Task objective
Copy out every record below exactly as written, but leave out any pictures.

---------- Provided data

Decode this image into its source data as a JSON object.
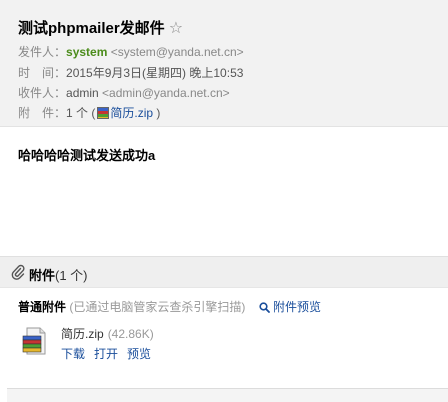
{
  "mail": {
    "subject": "测试phpmailer发邮件",
    "star": "☆",
    "from": {
      "label": "发件人：",
      "name": "system",
      "addr": "<system@yanda.net.cn>"
    },
    "time": {
      "label": "时　间：",
      "value": "2015年9月3日(星期四) 晚上10:53"
    },
    "to": {
      "label": "收件人：",
      "name": "admin",
      "addr": "<admin@yanda.net.cn>"
    },
    "attach_meta": {
      "label": "附　件：",
      "count": "1 个 (",
      "file": "简历.zip",
      "close": " )"
    },
    "body": "哈哈哈哈测试发送成功a"
  },
  "attachments": {
    "title": "附件",
    "count": "(1 个)",
    "section_title": "普通附件",
    "section_note": "(已通过电脑管家云查杀引擎扫描)",
    "preview_all": "附件预览",
    "file": {
      "name": "简历.zip",
      "size": "(42.86K)",
      "actions": [
        "下载",
        "打开",
        "预览"
      ]
    }
  }
}
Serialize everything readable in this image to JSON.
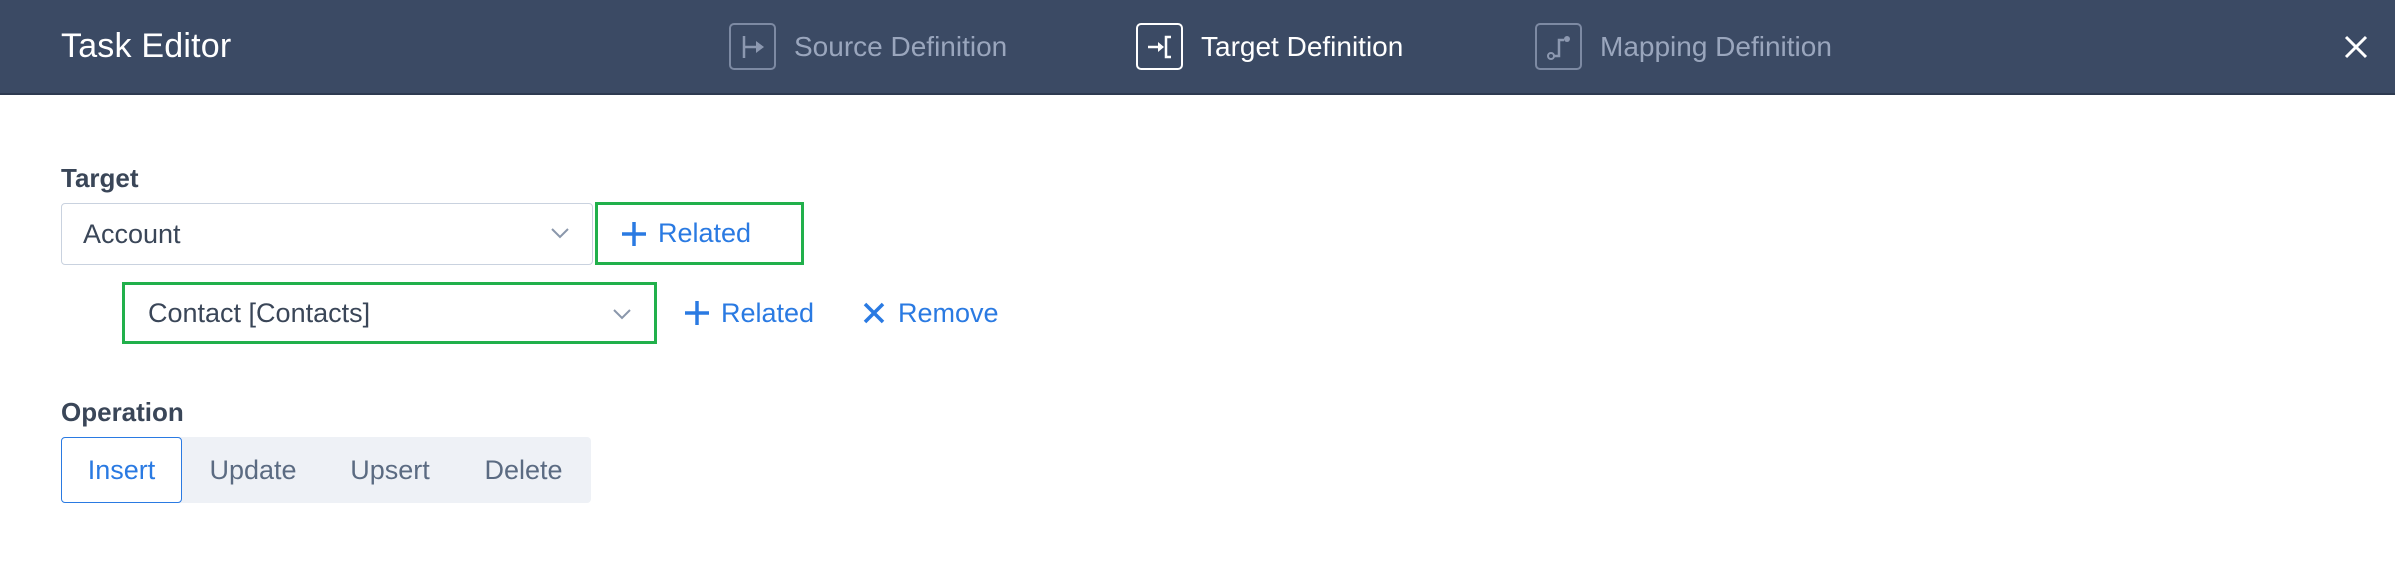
{
  "header": {
    "title": "Task Editor",
    "steps": [
      {
        "label": "Source Definition",
        "icon": "source-definition-icon",
        "active": false
      },
      {
        "label": "Target Definition",
        "icon": "target-definition-icon",
        "active": true
      },
      {
        "label": "Mapping Definition",
        "icon": "mapping-definition-icon",
        "active": false
      }
    ],
    "close_icon": "close-icon"
  },
  "target": {
    "label": "Target",
    "primary_object": "Account",
    "related_button": "Related",
    "related_object": "Contact [Contacts]",
    "nested_related_button": "Related",
    "remove_button": "Remove"
  },
  "operation": {
    "label": "Operation",
    "options": [
      "Insert",
      "Update",
      "Upsert",
      "Delete"
    ],
    "selected": "Insert"
  },
  "colors": {
    "header_bg": "#3b4a64",
    "accent": "#2a7ae2",
    "highlight": "#21b04b"
  }
}
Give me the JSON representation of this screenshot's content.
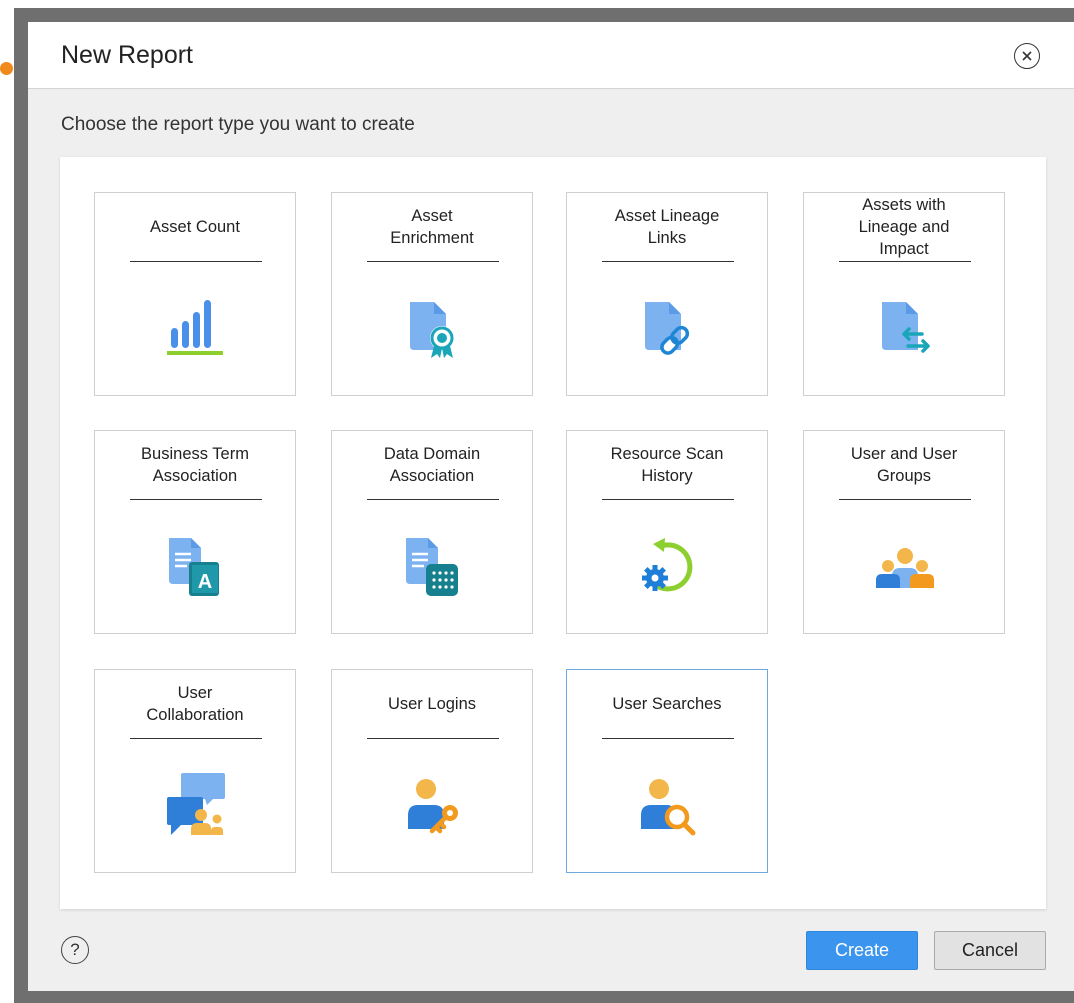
{
  "dialog": {
    "title": "New Report",
    "subtitle": "Choose the report type you want to create",
    "help_label": "?"
  },
  "report_types": [
    {
      "label": "Asset Count",
      "icon": "bar-chart-icon"
    },
    {
      "label": "Asset\nEnrichment",
      "icon": "document-badge-icon"
    },
    {
      "label": "Asset Lineage\nLinks",
      "icon": "document-link-icon"
    },
    {
      "label": "Assets with\nLineage and\nImpact",
      "icon": "document-arrows-icon"
    },
    {
      "label": "Business Term\nAssociation",
      "icon": "document-book-icon"
    },
    {
      "label": "Data Domain\nAssociation",
      "icon": "document-grid-icon"
    },
    {
      "label": "Resource Scan\nHistory",
      "icon": "gear-history-icon"
    },
    {
      "label": "User and User\nGroups",
      "icon": "user-group-icon"
    },
    {
      "label": "User\nCollaboration",
      "icon": "chat-users-icon"
    },
    {
      "label": "User Logins",
      "icon": "user-key-icon"
    },
    {
      "label": "User Searches",
      "icon": "user-search-icon"
    }
  ],
  "selected_index": 10,
  "footer": {
    "create_label": "Create",
    "cancel_label": "Cancel"
  },
  "colors": {
    "accent": "#3b95ee",
    "icon_blue": "#4a8fe8",
    "icon_light_blue": "#7cb2f0",
    "icon_orange": "#f39a1e",
    "icon_teal": "#1aa5b8",
    "icon_green": "#8ccf2e",
    "icon_yellow": "#f2b64a"
  }
}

--------------------

Reply to the task
Decode this image into its source data as a JSON object.
{
  "mail": {
    "subject": "测试phpmailer发邮件",
    "star": "☆",
    "from": {
      "label": "发件人：",
      "name": "system",
      "addr": "<system@yanda.net.cn>"
    },
    "time": {
      "label": "时　间：",
      "value": "2015年9月3日(星期四) 晚上10:53"
    },
    "to": {
      "label": "收件人：",
      "name": "admin",
      "addr": "<admin@yanda.net.cn>"
    },
    "attach_meta": {
      "label": "附　件：",
      "count": "1 个 (",
      "file": "简历.zip",
      "close": " )"
    },
    "body": "哈哈哈哈测试发送成功a"
  },
  "attachments": {
    "title": "附件",
    "count": "(1 个)",
    "section_title": "普通附件",
    "section_note": "(已通过电脑管家云查杀引擎扫描)",
    "preview_all": "附件预览",
    "file": {
      "name": "简历.zip",
      "size": "(42.86K)",
      "actions": [
        "下载",
        "打开",
        "预览"
      ]
    }
  }
}
Serialize everything readable in this image to JSON.
{
  "header": {
    "title": "Task Editor",
    "steps": [
      {
        "label": "Source Definition",
        "icon": "source-definition-icon",
        "active": false
      },
      {
        "label": "Target Definition",
        "icon": "target-definition-icon",
        "active": true
      },
      {
        "label": "Mapping Definition",
        "icon": "mapping-definition-icon",
        "active": false
      }
    ],
    "close_icon": "close-icon"
  },
  "target": {
    "label": "Target",
    "primary_object": "Account",
    "related_button": "Related",
    "related_object": "Contact [Contacts]",
    "nested_related_button": "Related",
    "remove_button": "Remove"
  },
  "operation": {
    "label": "Operation",
    "options": [
      "Insert",
      "Update",
      "Upsert",
      "Delete"
    ],
    "selected": "Insert"
  },
  "colors": {
    "header_bg": "#3b4a64",
    "accent": "#2a7ae2",
    "highlight": "#21b04b"
  }
}
Give me the JSON representation of this screenshot's content.
{
  "dialog": {
    "title": "New Report",
    "subtitle": "Choose the report type you want to create",
    "help_label": "?"
  },
  "report_types": [
    {
      "label": "Asset Count",
      "icon": "bar-chart-icon"
    },
    {
      "label": "Asset\nEnrichment",
      "icon": "document-badge-icon"
    },
    {
      "label": "Asset Lineage\nLinks",
      "icon": "document-link-icon"
    },
    {
      "label": "Assets with\nLineage and\nImpact",
      "icon": "document-arrows-icon"
    },
    {
      "label": "Business Term\nAssociation",
      "icon": "document-book-icon"
    },
    {
      "label": "Data Domain\nAssociation",
      "icon": "document-grid-icon"
    },
    {
      "label": "Resource Scan\nHistory",
      "icon": "gear-history-icon"
    },
    {
      "label": "User and User\nGroups",
      "icon": "user-group-icon"
    },
    {
      "label": "User\nCollaboration",
      "icon": "chat-users-icon"
    },
    {
      "label": "User Logins",
      "icon": "user-key-icon"
    },
    {
      "label": "User Searches",
      "icon": "user-search-icon"
    }
  ],
  "selected_index": 10,
  "footer": {
    "create_label": "Create",
    "cancel_label": "Cancel"
  },
  "colors": {
    "accent": "#3b95ee",
    "icon_blue": "#4a8fe8",
    "icon_light_blue": "#7cb2f0",
    "icon_orange": "#f39a1e",
    "icon_teal": "#1aa5b8",
    "icon_green": "#8ccf2e",
    "icon_yellow": "#f2b64a"
  }
}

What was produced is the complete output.